▶ **GIVEN TASK**:
Print the entries in full, word for word, but not the pictures.

▶ **Stored items**:
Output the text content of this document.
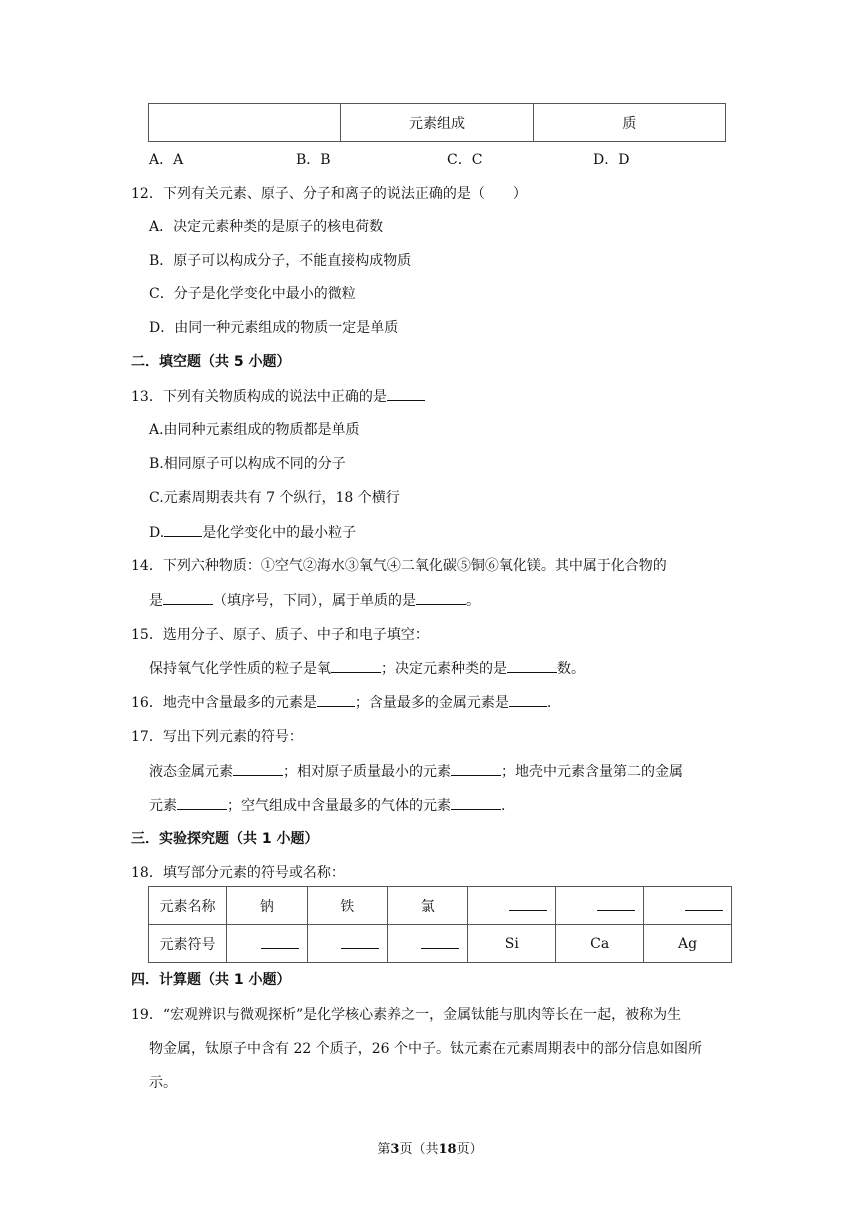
	元素组成	质
A．A	B．B	C．C	D．D
12．下列有关元素、原子、分子和离子的说法正确的是（　　）
A．决定元素种类的是原子的核电荷数
B．原子可以构成分子，不能直接构成物质
C．分子是化学变化中最小的微粒
D．由同一种元素组成的物质一定是单质
二．填空题（共 5 小题）
13．下列有关物质构成的说法中正确的是
A.由同种元素组成的物质都是单质
B.相同原子可以构成不同的分子
C.元素周期表共有 7 个纵行，18 个横行
D.	是化学变化中的最小粒子
14．下列六种物质：①空气②海水③氧气④二氧化碳⑤铜⑥氧化镁。其中属于化合物的
是	（填序号，下同），属于单质的是	。
15．选用分子、原子、质子、中子和电子填空：
保持氧气化学性质的粒子是氧	；决定元素种类的是	数。
16．地壳中含量最多的元素是	；含量最多的金属元素是	.
17．写出下列元素的符号：
液态金属元素	；相对原子质量最小的元素	；地壳中元素含量第二的金属
元素	；空气组成中含量最多的气体的元素	.
三．实验探究题（共 1 小题）
18．填写部分元素的符号或名称：
元素名称	钠	铁	氯			
元素符号				Si	Ca	Ag
四．计算题（共 1 小题）
19．“宏观辨识与微观探析”是化学核心素养之一，金属钛能与肌肉等长在一起，被称为生
物金属，钛原子中含有 22 个质子，26 个中子。钛元素在元素周期表中的部分信息如图所
示。
第3页（共18页）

▶ **RESPONSE TO THE TASK**:
Output the text content of this document.
	元素组成	质
A．A	B．B	C．C	D．D
12．下列有关元素、原子、分子和离子的说法正确的是（　　）
A．决定元素种类的是原子的核电荷数
B．原子可以构成分子，不能直接构成物质
C．分子是化学变化中最小的微粒
D．由同一种元素组成的物质一定是单质
二．填空题（共 5 小题）
13．下列有关物质构成的说法中正确的是
A.由同种元素组成的物质都是单质
B.相同原子可以构成不同的分子
C.元素周期表共有 7 个纵行，18 个横行
D.	是化学变化中的最小粒子
14．下列六种物质：①空气②海水③氧气④二氧化碳⑤铜⑥氧化镁。其中属于化合物的
是	（填序号，下同），属于单质的是	。
15．选用分子、原子、质子、中子和电子填空：
保持氧气化学性质的粒子是氧	；决定元素种类的是	数。
16．地壳中含量最多的元素是	；含量最多的金属元素是	.
17．写出下列元素的符号：
液态金属元素	；相对原子质量最小的元素	；地壳中元素含量第二的金属
元素	；空气组成中含量最多的气体的元素	.
三．实验探究题（共 1 小题）
18．填写部分元素的符号或名称：
元素名称	钠	铁	氯			
元素符号				Si	Ca	Ag
四．计算题（共 1 小题）
19．“宏观辨识与微观探析”是化学核心素养之一，金属钛能与肌肉等长在一起，被称为生
物金属，钛原子中含有 22 个质子，26 个中子。钛元素在元素周期表中的部分信息如图所
示。
第3页（共18页）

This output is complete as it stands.